Data entries:
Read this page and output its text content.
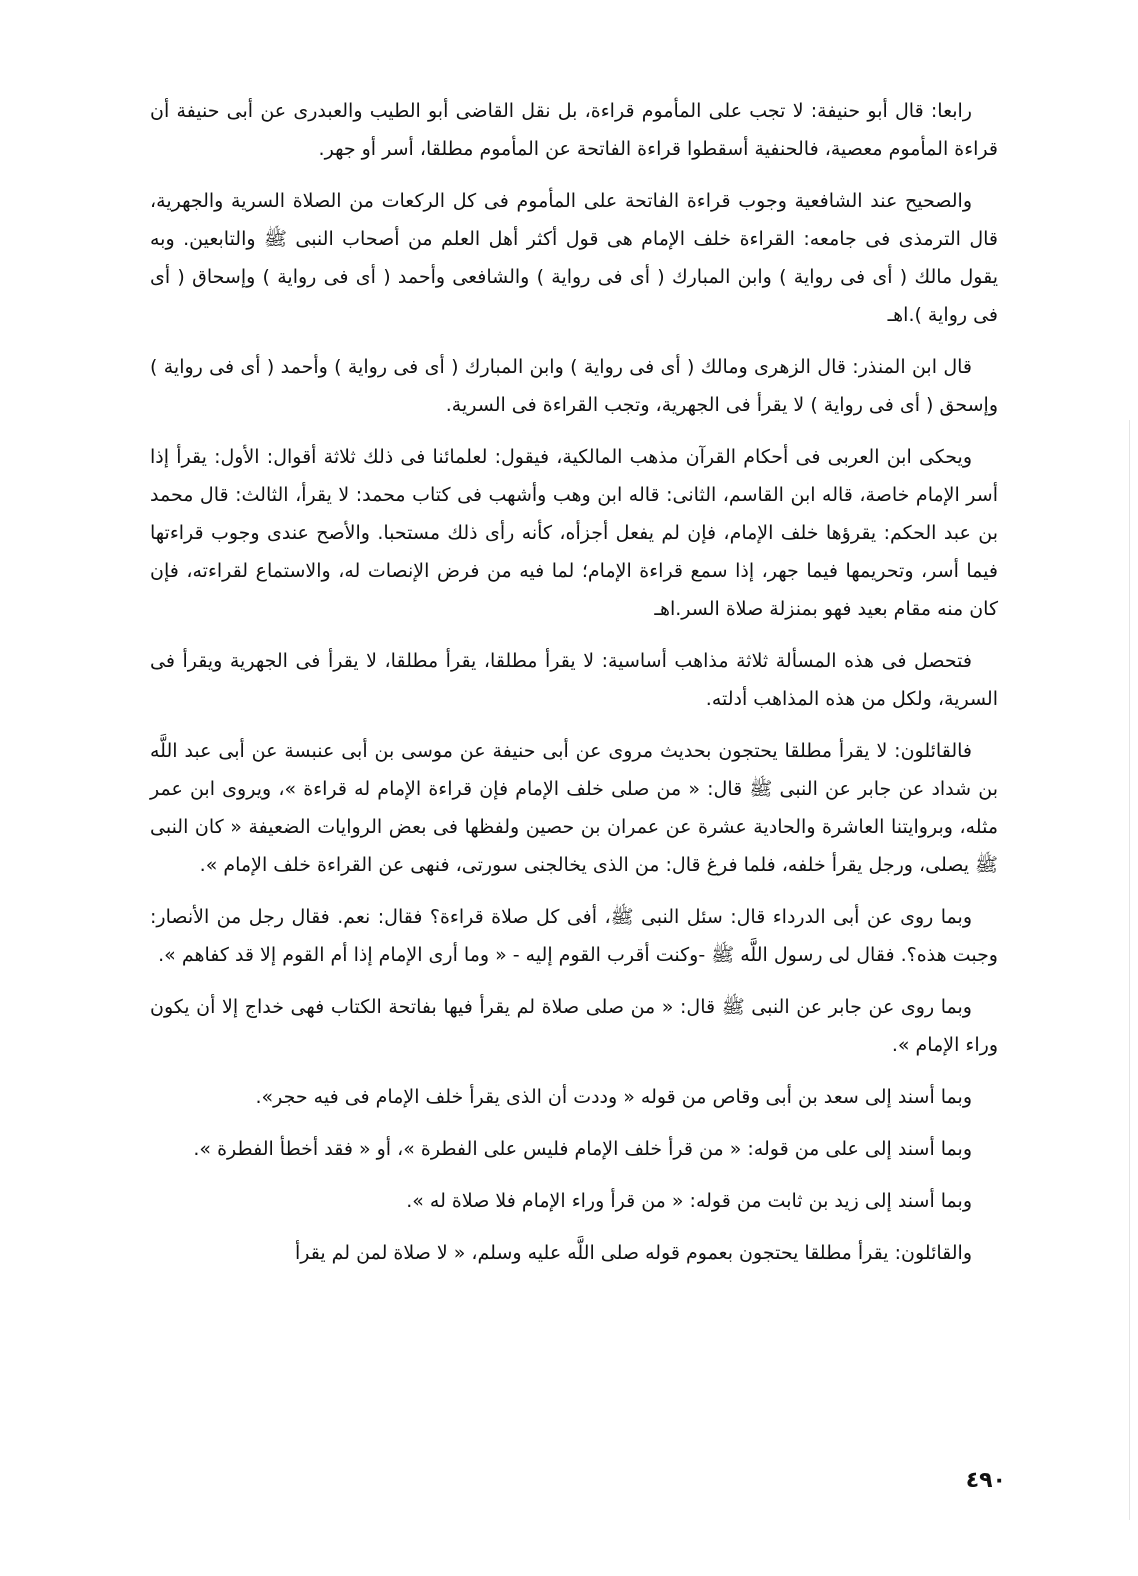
رابعا: قال أبو حنيفة: لا تجب على المأموم قراءة، بل نقل القاضى أبو الطيب والعبدرى عن أبى حنيفة أن قراءة المأموم معصية، فالحنفية أسقطوا قراءة الفاتحة عن المأموم مطلقا، أسر أو جهر.

والصحيح عند الشافعية وجوب قراءة الفاتحة على المأموم فى كل الركعات من الصلاة السرية والجهرية، قال الترمذى فى جامعه: القراءة خلف الإمام هى قول أكثر أهل العلم من أصحاب النبى ﷺ والتابعين. وبه يقول مالك ( أى فى رواية ) وابن المبارك ( أى فى رواية ) والشافعى وأحمد ( أى فى رواية ) وإسحاق ( أى فى رواية ).اهـ

قال ابن المنذر: قال الزهرى ومالك ( أى فى رواية ) وابن المبارك ( أى فى رواية ) وأحمد ( أى فى رواية ) وإسحق ( أى فى رواية ) لا يقرأ فى الجهرية، وتجب القراءة فى السرية.

ويحكى ابن العربى فى أحكام القرآن مذهب المالكية، فيقول: لعلمائنا فى ذلك ثلاثة أقوال: الأول: يقرأ إذا أسر الإمام خاصة، قاله ابن القاسم، الثانى: قاله ابن وهب وأشهب فى كتاب محمد: لا يقرأ، الثالث: قال محمد بن عبد الحكم: يقرؤها خلف الإمام، فإن لم يفعل أجزأه، كأنه رأى ذلك مستحبا. والأصح عندى وجوب قراءتها فيما أسر، وتحريمها فيما جهر، إذا سمع قراءة الإمام؛ لما فيه من فرض الإنصات له، والاستماع لقراءته، فإن كان منه مقام بعيد فهو بمنزلة صلاة السر.اهـ

فتحصل فى هذه المسألة ثلاثة مذاهب أساسية: لا يقرأ مطلقا، يقرأ مطلقا، لا يقرأ فى الجهرية ويقرأ فى السرية، ولكل من هذه المذاهب أدلته.

فالقائلون: لا يقرأ مطلقا يحتجون بحديث مروى عن أبى حنيفة عن موسى بن أبى عنبسة عن أبى عبد اللَّه بن شداد عن جابر عن النبى ﷺ قال: « من صلى خلف الإمام فإن قراءة الإمام له قراءة »، ويروى ابن عمر مثله، وبروايتنا العاشرة والحادية عشرة عن عمران بن حصين ولفظها فى بعض الروايات الضعيفة « كان النبى ﷺ يصلى، ورجل يقرأ خلفه، فلما فرغ قال: من الذى يخالجنى سورتى، فنهى عن القراءة خلف الإمام ».

وبما روى عن أبى الدرداء قال: سئل النبى ﷺ، أفى كل صلاة قراءة؟ فقال: نعم. فقال رجل من الأنصار: وجبت هذه؟. فقال لى رسول اللَّه ﷺ -وكنت أقرب القوم إليه - « وما أرى الإمام إذا أم القوم إلا قد كفاهم ».

وبما روى عن جابر عن النبى ﷺ قال: « من صلى صلاة لم يقرأ فيها بفاتحة الكتاب فهى خداج إلا أن يكون وراء الإمام ».

وبما أسند إلى سعد بن أبى وقاص من قوله « وددت أن الذى يقرأ خلف الإمام فى فيه حجر».

وبما أسند إلى على من قوله: « من قرأ خلف الإمام فليس على الفطرة »، أو « فقد أخطأ الفطرة ».

وبما أسند إلى زيد بن ثابت من قوله: « من قرأ وراء الإمام فلا صلاة له ».

والقائلون: يقرأ مطلقا يحتجون بعموم قوله صلى اللَّه عليه وسلم، « لا صلاة لمن لم يقرأ

٤٩٠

Objective: Set down the lines of the records above exactly, apart from the pictures.

Result:
Read this page and output its text content.
رابعا: قال أبو حنيفة: لا تجب على المأموم قراءة، بل نقل القاضى أبو الطيب والعبدرى عن أبى حنيفة أن قراءة المأموم معصية، فالحنفية أسقطوا قراءة الفاتحة عن المأموم مطلقا، أسر أو جهر.

والصحيح عند الشافعية وجوب قراءة الفاتحة على المأموم فى كل الركعات من الصلاة السرية والجهرية، قال الترمذى فى جامعه: القراءة خلف الإمام هى قول أكثر أهل العلم من أصحاب النبى ﷺ والتابعين. وبه يقول مالك ( أى فى رواية ) وابن المبارك ( أى فى رواية ) والشافعى وأحمد ( أى فى رواية ) وإسحاق ( أى فى رواية ).اهـ

قال ابن المنذر: قال الزهرى ومالك ( أى فى رواية ) وابن المبارك ( أى فى رواية ) وأحمد ( أى فى رواية ) وإسحق ( أى فى رواية ) لا يقرأ فى الجهرية، وتجب القراءة فى السرية.

ويحكى ابن العربى فى أحكام القرآن مذهب المالكية، فيقول: لعلمائنا فى ذلك ثلاثة أقوال: الأول: يقرأ إذا أسر الإمام خاصة، قاله ابن القاسم، الثانى: قاله ابن وهب وأشهب فى كتاب محمد: لا يقرأ، الثالث: قال محمد بن عبد الحكم: يقرؤها خلف الإمام، فإن لم يفعل أجزأه، كأنه رأى ذلك مستحبا. والأصح عندى وجوب قراءتها فيما أسر، وتحريمها فيما جهر، إذا سمع قراءة الإمام؛ لما فيه من فرض الإنصات له، والاستماع لقراءته، فإن كان منه مقام بعيد فهو بمنزلة صلاة السر.اهـ

فتحصل فى هذه المسألة ثلاثة مذاهب أساسية: لا يقرأ مطلقا، يقرأ مطلقا، لا يقرأ فى الجهرية ويقرأ فى السرية، ولكل من هذه المذاهب أدلته.

فالقائلون: لا يقرأ مطلقا يحتجون بحديث مروى عن أبى حنيفة عن موسى بن أبى عنبسة عن أبى عبد اللَّه بن شداد عن جابر عن النبى ﷺ قال: « من صلى خلف الإمام فإن قراءة الإمام له قراءة »، ويروى ابن عمر مثله، وبروايتنا العاشرة والحادية عشرة عن عمران بن حصين ولفظها فى بعض الروايات الضعيفة « كان النبى ﷺ يصلى، ورجل يقرأ خلفه، فلما فرغ قال: من الذى يخالجنى سورتى، فنهى عن القراءة خلف الإمام ».

وبما روى عن أبى الدرداء قال: سئل النبى ﷺ، أفى كل صلاة قراءة؟ فقال: نعم. فقال رجل من الأنصار: وجبت هذه؟. فقال لى رسول اللَّه ﷺ -وكنت أقرب القوم إليه - « وما أرى الإمام إذا أم القوم إلا قد كفاهم ».

وبما روى عن جابر عن النبى ﷺ قال: « من صلى صلاة لم يقرأ فيها بفاتحة الكتاب فهى خداج إلا أن يكون وراء الإمام ».

وبما أسند إلى سعد بن أبى وقاص من قوله « وددت أن الذى يقرأ خلف الإمام فى فيه حجر».

وبما أسند إلى على من قوله: « من قرأ خلف الإمام فليس على الفطرة »، أو « فقد أخطأ الفطرة ».

وبما أسند إلى زيد بن ثابت من قوله: « من قرأ وراء الإمام فلا صلاة له ».

والقائلون: يقرأ مطلقا يحتجون بعموم قوله صلى اللَّه عليه وسلم، « لا صلاة لمن لم يقرأ

٤٩٠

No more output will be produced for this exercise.